→ **Set problem**: Locate each line in the records containing "crane". Copy it.

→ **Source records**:
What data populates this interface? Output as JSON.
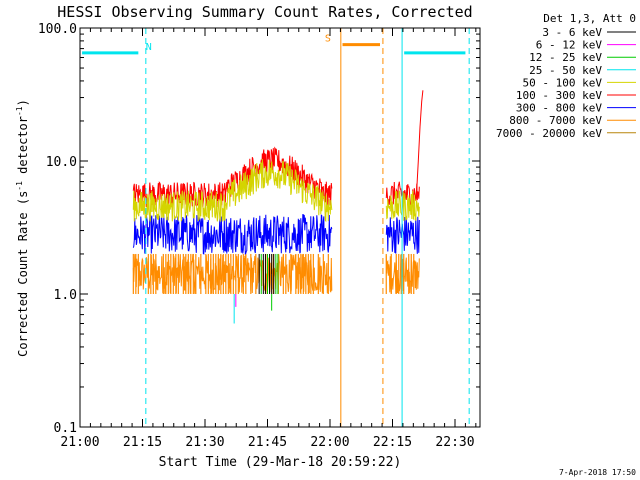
{
  "chart_data": {
    "type": "line",
    "title": "HESSI Observing Summary Count Rates, Corrected",
    "xlabel": "Start Time (29-Mar-18 20:59:22)",
    "ylabel_main": "Corrected Count Rate (s",
    "ylabel_exp1": "-1",
    "ylabel_mid": " detector",
    "ylabel_exp2": "-1",
    "ylabel_end": ")",
    "yscale": "log",
    "ylim": [
      0.1,
      100.0
    ],
    "xlim_minutes": [
      0,
      96
    ],
    "x_ticks": [
      {
        "m": 0,
        "label": "21:00"
      },
      {
        "m": 15,
        "label": "21:15"
      },
      {
        "m": 30,
        "label": "21:30"
      },
      {
        "m": 45,
        "label": "21:45"
      },
      {
        "m": 60,
        "label": "22:00"
      },
      {
        "m": 75,
        "label": "22:15"
      },
      {
        "m": 90,
        "label": "22:30"
      }
    ],
    "y_ticks": [
      {
        "v": 0.1,
        "label": "0.1"
      },
      {
        "v": 1.0,
        "label": "1.0"
      },
      {
        "v": 10.0,
        "label": "10.0"
      },
      {
        "v": 100.0,
        "label": "100.0"
      }
    ],
    "legend_title": "Det 1,3, Att 0",
    "series": [
      {
        "name": "3 - 6 keV",
        "color": "#000000"
      },
      {
        "name": "6 - 12 keV",
        "color": "#ff00ff"
      },
      {
        "name": "12 - 25 keV",
        "color": "#00cc00"
      },
      {
        "name": "25 - 50 keV",
        "color": "#00e5ee"
      },
      {
        "name": "50 - 100 keV",
        "color": "#d4d400"
      },
      {
        "name": "100 - 300 keV",
        "color": "#ff0000"
      },
      {
        "name": "300 - 800 keV",
        "color": "#0000ff"
      },
      {
        "name": "800 - 7000 keV",
        "color": "#ff8c00"
      },
      {
        "name": "7000 - 20000 keV",
        "color": "#b8860b"
      }
    ],
    "segments": [
      {
        "start": 12.8,
        "end": 60.5
      },
      {
        "start": 73.5,
        "end": 81.5
      }
    ],
    "band_levels": [
      {
        "color": "#ff8c00",
        "lo": 1.0,
        "hi": 2.0
      },
      {
        "color": "#0000ff",
        "lo": 2.0,
        "hi": 4.0
      },
      {
        "color": "#ff0000",
        "lo": 4.5,
        "hi": 7.0
      },
      {
        "color": "#d4d400",
        "lo": 3.5,
        "hi": 6.0
      }
    ],
    "red_flare_rise": [
      {
        "m": 80.8,
        "v": 6.0
      },
      {
        "m": 81.2,
        "v": 10.0
      },
      {
        "m": 81.6,
        "v": 18.0
      },
      {
        "m": 82.0,
        "v": 28.0
      },
      {
        "m": 82.3,
        "v": 34.0
      }
    ],
    "bursts": [
      {
        "m": 37.0,
        "v": 0.6,
        "color": "#00e5ee"
      },
      {
        "m": 37.4,
        "v": 0.8,
        "color": "#ff00ff"
      },
      {
        "m": 46.0,
        "v": 0.75,
        "color": "#00cc00"
      }
    ],
    "annotations": [
      {
        "label": "N",
        "color": "#00e5ee",
        "bar_start": 0.5,
        "bar_end": 14.0,
        "bar_y": 65.0,
        "label_m": 16.5
      },
      {
        "label": "S",
        "color": "#ff8c00",
        "bar_start": 63.0,
        "bar_end": 72.0,
        "bar_y": 75.0,
        "label_m": 59.5
      },
      {
        "label": "",
        "color": "#00e5ee",
        "bar_start": 77.8,
        "bar_end": 92.5,
        "bar_y": 65.0,
        "label_m": 0
      }
    ],
    "vlines": [
      {
        "m": 0.0,
        "color": "#00e5ee",
        "dash": false
      },
      {
        "m": 15.8,
        "color": "#00e5ee",
        "dash": true
      },
      {
        "m": 62.6,
        "color": "#ff8c00",
        "dash": false
      },
      {
        "m": 72.7,
        "color": "#ff8c00",
        "dash": true
      },
      {
        "m": 77.3,
        "color": "#00e5ee",
        "dash": false
      },
      {
        "m": 93.4,
        "color": "#00e5ee",
        "dash": true
      }
    ]
  },
  "footer_date": "7-Apr-2018 17:50"
}
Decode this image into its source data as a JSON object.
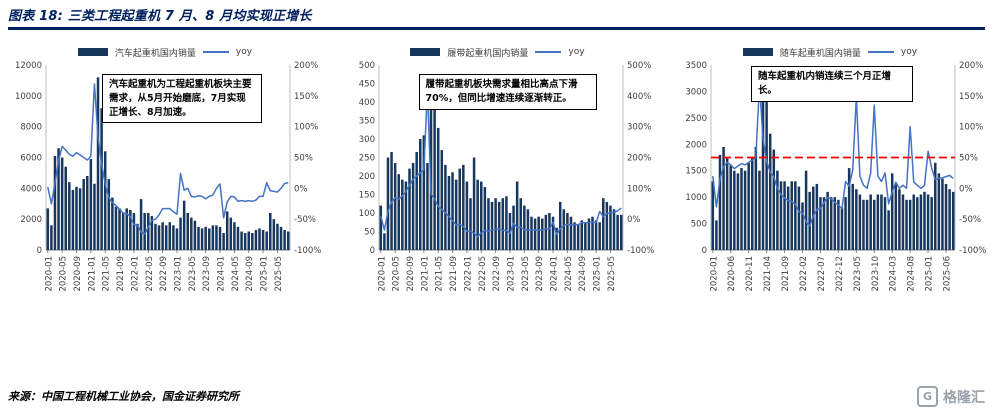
{
  "header": {
    "title": "图表 18: 三类工程起重机 7 月、8 月均实现正增长"
  },
  "footer": {
    "source": "来源：中国工程机械工业协会，国金证券研究所",
    "logo_letter": "G",
    "logo_text": "格隆汇"
  },
  "colors": {
    "bar": "#17375E",
    "line": "#4472C4",
    "rule": "#002060",
    "ref_line": "#FF0000"
  },
  "months": [
    "2020-01",
    "2020-02",
    "2020-03",
    "2020-04",
    "2020-05",
    "2020-06",
    "2020-07",
    "2020-08",
    "2020-09",
    "2020-10",
    "2020-11",
    "2020-12",
    "2021-01",
    "2021-02",
    "2021-03",
    "2021-04",
    "2021-05",
    "2021-06",
    "2021-07",
    "2021-08",
    "2021-09",
    "2021-10",
    "2021-11",
    "2021-12",
    "2022-01",
    "2022-02",
    "2022-03",
    "2022-04",
    "2022-05",
    "2022-06",
    "2022-07",
    "2022-08",
    "2022-09",
    "2022-10",
    "2022-11",
    "2022-12",
    "2023-01",
    "2023-02",
    "2023-03",
    "2023-04",
    "2023-05",
    "2023-06",
    "2023-07",
    "2023-08",
    "2023-09",
    "2023-10",
    "2023-11",
    "2023-12",
    "2024-01",
    "2024-02",
    "2024-03",
    "2024-04",
    "2024-05",
    "2024-06",
    "2024-07",
    "2024-08",
    "2024-09",
    "2024-10",
    "2024-11",
    "2024-12",
    "2025-01",
    "2025-02",
    "2025-03",
    "2025-04",
    "2025-05",
    "2025-06",
    "2025-07",
    "2025-08"
  ],
  "chart_data": [
    {
      "name": "truck-crane",
      "type": "bar",
      "annotation": "汽车起重机为工程起重机板块主要需求，从5月开始磨底，7月实现正增长、8月加速。",
      "x_tick_every": 4,
      "ref_line_percent": null,
      "left_axis": {
        "min": 0,
        "max": 12000,
        "step": 2000
      },
      "right_axis": {
        "min": -100,
        "max": 200,
        "step": 50,
        "unit": "%"
      },
      "series": [
        {
          "name": "汽车起重机国内销量",
          "type": "bar",
          "axis": "left",
          "values": [
            2700,
            1600,
            6100,
            6600,
            6000,
            5400,
            4400,
            3900,
            4100,
            4000,
            4600,
            4800,
            5900,
            4300,
            11200,
            9200,
            6400,
            4600,
            3400,
            2800,
            2700,
            2400,
            2700,
            2600,
            2400,
            1700,
            3300,
            2400,
            2400,
            2200,
            1700,
            1600,
            1800,
            1600,
            1800,
            1600,
            1400,
            2100,
            3200,
            2400,
            2100,
            1900,
            1500,
            1400,
            1500,
            1400,
            1600,
            1600,
            1500,
            1100,
            2500,
            2100,
            1800,
            1500,
            1200,
            1100,
            1200,
            1100,
            1300,
            1400,
            1300,
            1200,
            2400,
            2000,
            1700,
            1500,
            1300,
            1200
          ]
        },
        {
          "name": "yoy",
          "type": "line",
          "axis": "right",
          "values": [
            2,
            -25,
            8,
            45,
            68,
            62,
            55,
            52,
            58,
            54,
            50,
            46,
            52,
            169,
            84,
            39,
            7,
            -15,
            -23,
            -28,
            -34,
            -40,
            -41,
            -46,
            -59,
            -60,
            -71,
            -74,
            -63,
            -52,
            -50,
            -43,
            -33,
            -33,
            -33,
            -38,
            -42,
            24,
            -3,
            0,
            -13,
            -14,
            -12,
            -13,
            -17,
            -13,
            -11,
            0,
            7,
            -48,
            -22,
            -13,
            -14,
            -21,
            -20,
            -21,
            -20,
            -21,
            -19,
            -13,
            -13,
            9,
            -4,
            -5,
            -6,
            0,
            8,
            9
          ]
        }
      ]
    },
    {
      "name": "crawler-crane",
      "type": "bar",
      "annotation": "履带起重机板块需求量相比高点下滑70%，但同比增速连续逐渐转正。",
      "x_tick_every": 4,
      "ref_line_percent": null,
      "left_axis": {
        "min": 0,
        "max": 500,
        "step": 50
      },
      "right_axis": {
        "min": -100,
        "max": 500,
        "step": 100,
        "unit": "%"
      },
      "series": [
        {
          "name": "履带起重机国内销量",
          "type": "bar",
          "axis": "left",
          "values": [
            120,
            45,
            250,
            265,
            235,
            205,
            190,
            185,
            220,
            235,
            265,
            300,
            310,
            235,
            455,
            440,
            330,
            270,
            230,
            200,
            210,
            190,
            220,
            230,
            185,
            140,
            250,
            190,
            185,
            170,
            140,
            130,
            140,
            130,
            140,
            145,
            100,
            120,
            185,
            140,
            120,
            110,
            90,
            85,
            90,
            85,
            95,
            100,
            90,
            60,
            130,
            110,
            100,
            90,
            75,
            70,
            80,
            75,
            85,
            90,
            80,
            75,
            140,
            130,
            120,
            110,
            95,
            95
          ]
        },
        {
          "name": "yoy",
          "type": "line",
          "axis": "right",
          "values": [
            10,
            -35,
            25,
            55,
            70,
            65,
            75,
            90,
            110,
            130,
            140,
            150,
            160,
            422,
            82,
            66,
            40,
            32,
            21,
            8,
            -5,
            -19,
            -17,
            -23,
            -40,
            -40,
            -45,
            -57,
            -44,
            -37,
            -39,
            -35,
            -33,
            -32,
            -36,
            -37,
            -46,
            -14,
            -26,
            -26,
            -35,
            -35,
            -36,
            -35,
            -36,
            -35,
            -32,
            -31,
            -10,
            -50,
            -30,
            -21,
            -17,
            -18,
            -17,
            -18,
            -11,
            -12,
            -11,
            -10,
            -11,
            25,
            8,
            18,
            20,
            22,
            27,
            36
          ]
        }
      ]
    },
    {
      "name": "truck-mounted-crane",
      "type": "bar",
      "annotation": "随车起重机内销连续三个月正增长。",
      "x_tick_every": 5,
      "ref_line_percent": 50,
      "left_axis": {
        "min": 0,
        "max": 3500,
        "step": 500
      },
      "right_axis": {
        "min": -100,
        "max": 200,
        "step": 50,
        "unit": "%"
      },
      "series": [
        {
          "name": "随车起重机国内销量",
          "type": "bar",
          "axis": "left",
          "values": [
            1300,
            560,
            1800,
            1950,
            1750,
            1600,
            1500,
            1450,
            1550,
            1500,
            1650,
            1750,
            1950,
            1500,
            3250,
            2800,
            2200,
            1900,
            1500,
            1300,
            1300,
            1200,
            1300,
            1300,
            1200,
            900,
            1500,
            1100,
            1200,
            1250,
            1000,
            1000,
            1100,
            1000,
            1000,
            950,
            800,
            1000,
            1550,
            1250,
            1150,
            1050,
            950,
            950,
            1050,
            950,
            1050,
            1050,
            1000,
            750,
            1450,
            1250,
            1150,
            1050,
            950,
            950,
            1050,
            1000,
            1050,
            1100,
            1050,
            1000,
            1650,
            1450,
            1350,
            1250,
            1150,
            1100
          ]
        },
        {
          "name": "yoy",
          "type": "line",
          "axis": "right",
          "values": [
            20,
            -30,
            15,
            35,
            42,
            38,
            32,
            36,
            40,
            38,
            42,
            46,
            50,
            168,
            81,
            44,
            26,
            19,
            0,
            -10,
            -16,
            -20,
            -21,
            -26,
            -38,
            -40,
            -54,
            -61,
            -45,
            -34,
            -33,
            -23,
            -15,
            -17,
            -23,
            -27,
            -33,
            11,
            3,
            30,
            148,
            20,
            5,
            0,
            25,
            135,
            20,
            11,
            25,
            -25,
            -6,
            10,
            0,
            5,
            0,
            100,
            10,
            5,
            0,
            5,
            60,
            33,
            14,
            16,
            17,
            19,
            21,
            16
          ]
        }
      ]
    }
  ]
}
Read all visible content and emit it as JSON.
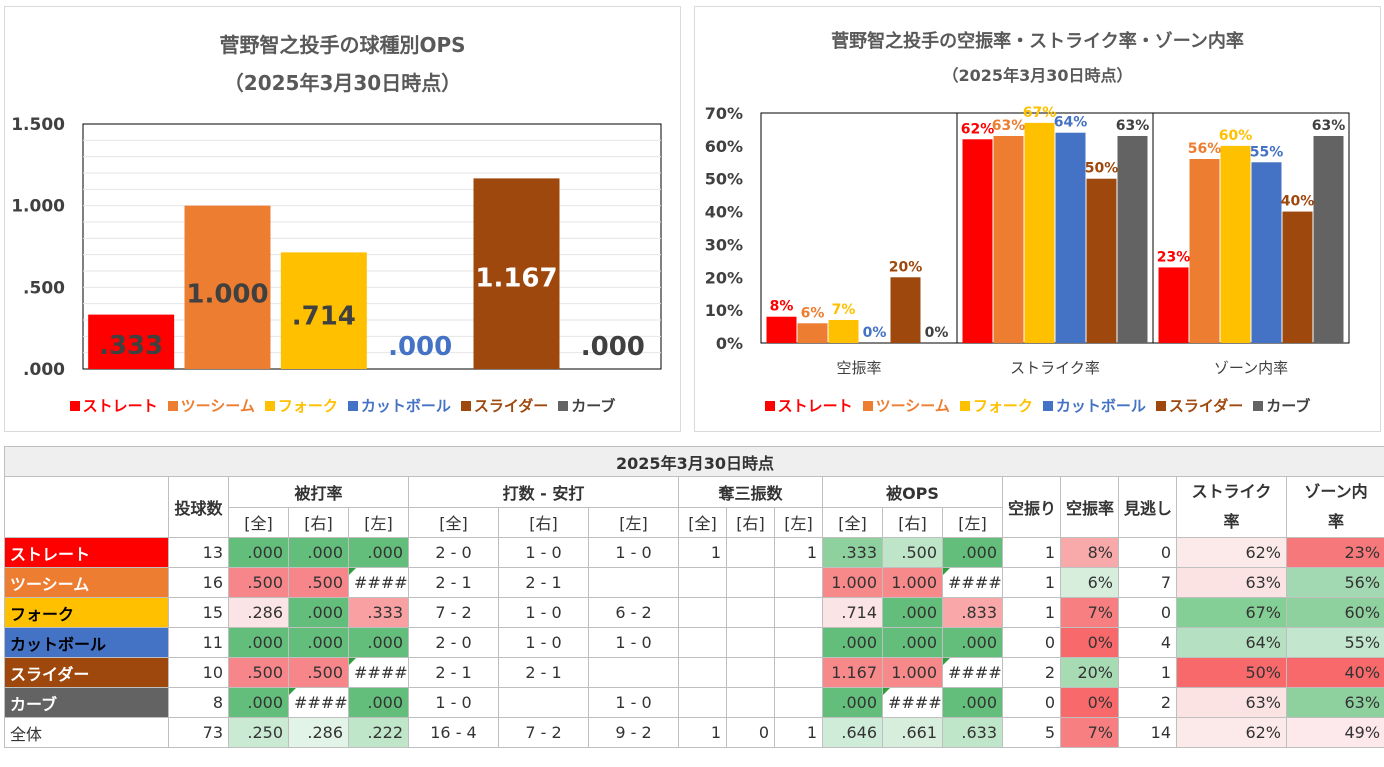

→ **Reply to the task**:
      "name": "truck-crane",
      "name": "crawler-crane",
      "name": "truck-mounted-crane",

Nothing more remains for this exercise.